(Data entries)
◆ ◆ ◆ ◆ ◆ ◆ ◆
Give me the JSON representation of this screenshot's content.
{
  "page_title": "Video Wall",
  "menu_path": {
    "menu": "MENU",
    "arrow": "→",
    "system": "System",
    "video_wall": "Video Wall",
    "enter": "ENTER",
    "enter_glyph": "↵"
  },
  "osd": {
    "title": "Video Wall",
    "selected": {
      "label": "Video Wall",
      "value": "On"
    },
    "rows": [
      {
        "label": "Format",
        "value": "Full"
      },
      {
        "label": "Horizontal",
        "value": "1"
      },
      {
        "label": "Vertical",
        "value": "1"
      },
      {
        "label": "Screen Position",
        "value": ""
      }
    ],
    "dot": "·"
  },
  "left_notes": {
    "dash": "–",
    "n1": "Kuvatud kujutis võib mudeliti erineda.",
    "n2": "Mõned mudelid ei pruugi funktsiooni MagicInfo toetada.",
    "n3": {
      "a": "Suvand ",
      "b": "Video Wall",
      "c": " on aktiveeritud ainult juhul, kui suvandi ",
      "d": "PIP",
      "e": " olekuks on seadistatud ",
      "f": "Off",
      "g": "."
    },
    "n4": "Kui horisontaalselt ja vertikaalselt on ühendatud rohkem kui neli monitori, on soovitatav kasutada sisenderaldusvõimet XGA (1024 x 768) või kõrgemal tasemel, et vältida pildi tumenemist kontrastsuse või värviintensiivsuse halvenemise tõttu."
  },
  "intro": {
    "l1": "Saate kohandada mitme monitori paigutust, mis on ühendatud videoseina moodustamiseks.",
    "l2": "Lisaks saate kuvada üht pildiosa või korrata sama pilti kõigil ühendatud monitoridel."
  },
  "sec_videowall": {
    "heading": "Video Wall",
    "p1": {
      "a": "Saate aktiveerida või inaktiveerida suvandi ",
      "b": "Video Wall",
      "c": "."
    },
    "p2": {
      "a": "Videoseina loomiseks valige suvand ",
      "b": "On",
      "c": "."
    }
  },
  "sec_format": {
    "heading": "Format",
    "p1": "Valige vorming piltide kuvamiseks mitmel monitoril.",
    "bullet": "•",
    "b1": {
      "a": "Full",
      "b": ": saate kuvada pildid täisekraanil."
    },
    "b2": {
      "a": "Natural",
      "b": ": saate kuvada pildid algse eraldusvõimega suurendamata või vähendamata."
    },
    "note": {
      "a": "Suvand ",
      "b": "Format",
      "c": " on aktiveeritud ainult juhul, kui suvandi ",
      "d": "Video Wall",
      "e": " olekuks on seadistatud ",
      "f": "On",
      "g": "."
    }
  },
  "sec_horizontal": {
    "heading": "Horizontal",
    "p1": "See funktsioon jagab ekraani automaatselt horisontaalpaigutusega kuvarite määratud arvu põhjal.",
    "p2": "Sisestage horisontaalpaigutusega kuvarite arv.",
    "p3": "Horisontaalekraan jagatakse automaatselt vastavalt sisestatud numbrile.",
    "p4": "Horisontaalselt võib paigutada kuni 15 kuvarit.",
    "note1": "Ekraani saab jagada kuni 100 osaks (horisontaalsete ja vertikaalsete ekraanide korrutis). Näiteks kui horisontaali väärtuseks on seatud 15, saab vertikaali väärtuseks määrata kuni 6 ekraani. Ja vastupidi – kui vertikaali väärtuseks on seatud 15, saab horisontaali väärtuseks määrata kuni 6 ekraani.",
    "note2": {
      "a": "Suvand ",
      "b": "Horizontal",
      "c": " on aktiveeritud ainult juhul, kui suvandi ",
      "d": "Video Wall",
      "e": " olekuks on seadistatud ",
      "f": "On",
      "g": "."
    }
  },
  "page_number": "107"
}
◆ ◆ ◆ ◆ ◆ ◆ ◆
Quote the listing in full, please, keeping every line exact.

* IN RESPONSE:
Give me the JSON representation of this screenshot's content.
{
  "page_title": "Video Wall",
  "menu_path": {
    "menu": "MENU",
    "arrow": "→",
    "system": "System",
    "video_wall": "Video Wall",
    "enter": "ENTER",
    "enter_glyph": "↵"
  },
  "osd": {
    "title": "Video Wall",
    "selected": {
      "label": "Video Wall",
      "value": "On"
    },
    "rows": [
      {
        "label": "Format",
        "value": "Full"
      },
      {
        "label": "Horizontal",
        "value": "1"
      },
      {
        "label": "Vertical",
        "value": "1"
      },
      {
        "label": "Screen Position",
        "value": ""
      }
    ],
    "dot": "·"
  },
  "left_notes": {
    "dash": "–",
    "n1": "Kuvatud kujutis võib mudeliti erineda.",
    "n2": "Mõned mudelid ei pruugi funktsiooni MagicInfo toetada.",
    "n3": {
      "a": "Suvand ",
      "b": "Video Wall",
      "c": " on aktiveeritud ainult juhul, kui suvandi ",
      "d": "PIP",
      "e": " olekuks on seadistatud ",
      "f": "Off",
      "g": "."
    },
    "n4": "Kui horisontaalselt ja vertikaalselt on ühendatud rohkem kui neli monitori, on soovitatav kasutada sisenderaldusvõimet XGA (1024 x 768) või kõrgemal tasemel, et vältida pildi tumenemist kontrastsuse või värviintensiivsuse halvenemise tõttu."
  },
  "intro": {
    "l1": "Saate kohandada mitme monitori paigutust, mis on ühendatud videoseina moodustamiseks.",
    "l2": "Lisaks saate kuvada üht pildiosa või korrata sama pilti kõigil ühendatud monitoridel."
  },
  "sec_videowall": {
    "heading": "Video Wall",
    "p1": {
      "a": "Saate aktiveerida või inaktiveerida suvandi ",
      "b": "Video Wall",
      "c": "."
    },
    "p2": {
      "a": "Videoseina loomiseks valige suvand ",
      "b": "On",
      "c": "."
    }
  },
  "sec_format": {
    "heading": "Format",
    "p1": "Valige vorming piltide kuvamiseks mitmel monitoril.",
    "bullet": "•",
    "b1": {
      "a": "Full",
      "b": ": saate kuvada pildid täisekraanil."
    },
    "b2": {
      "a": "Natural",
      "b": ": saate kuvada pildid algse eraldusvõimega suurendamata või vähendamata."
    },
    "note": {
      "a": "Suvand ",
      "b": "Format",
      "c": " on aktiveeritud ainult juhul, kui suvandi ",
      "d": "Video Wall",
      "e": " olekuks on seadistatud ",
      "f": "On",
      "g": "."
    }
  },
  "sec_horizontal": {
    "heading": "Horizontal",
    "p1": "See funktsioon jagab ekraani automaatselt horisontaalpaigutusega kuvarite määratud arvu põhjal.",
    "p2": "Sisestage horisontaalpaigutusega kuvarite arv.",
    "p3": "Horisontaalekraan jagatakse automaatselt vastavalt sisestatud numbrile.",
    "p4": "Horisontaalselt võib paigutada kuni 15 kuvarit.",
    "note1": "Ekraani saab jagada kuni 100 osaks (horisontaalsete ja vertikaalsete ekraanide korrutis). Näiteks kui horisontaali väärtuseks on seatud 15, saab vertikaali väärtuseks määrata kuni 6 ekraani. Ja vastupidi – kui vertikaali väärtuseks on seatud 15, saab horisontaali väärtuseks määrata kuni 6 ekraani.",
    "note2": {
      "a": "Suvand ",
      "b": "Horizontal",
      "c": " on aktiveeritud ainult juhul, kui suvandi ",
      "d": "Video Wall",
      "e": " olekuks on seadistatud ",
      "f": "On",
      "g": "."
    }
  },
  "page_number": "107"
}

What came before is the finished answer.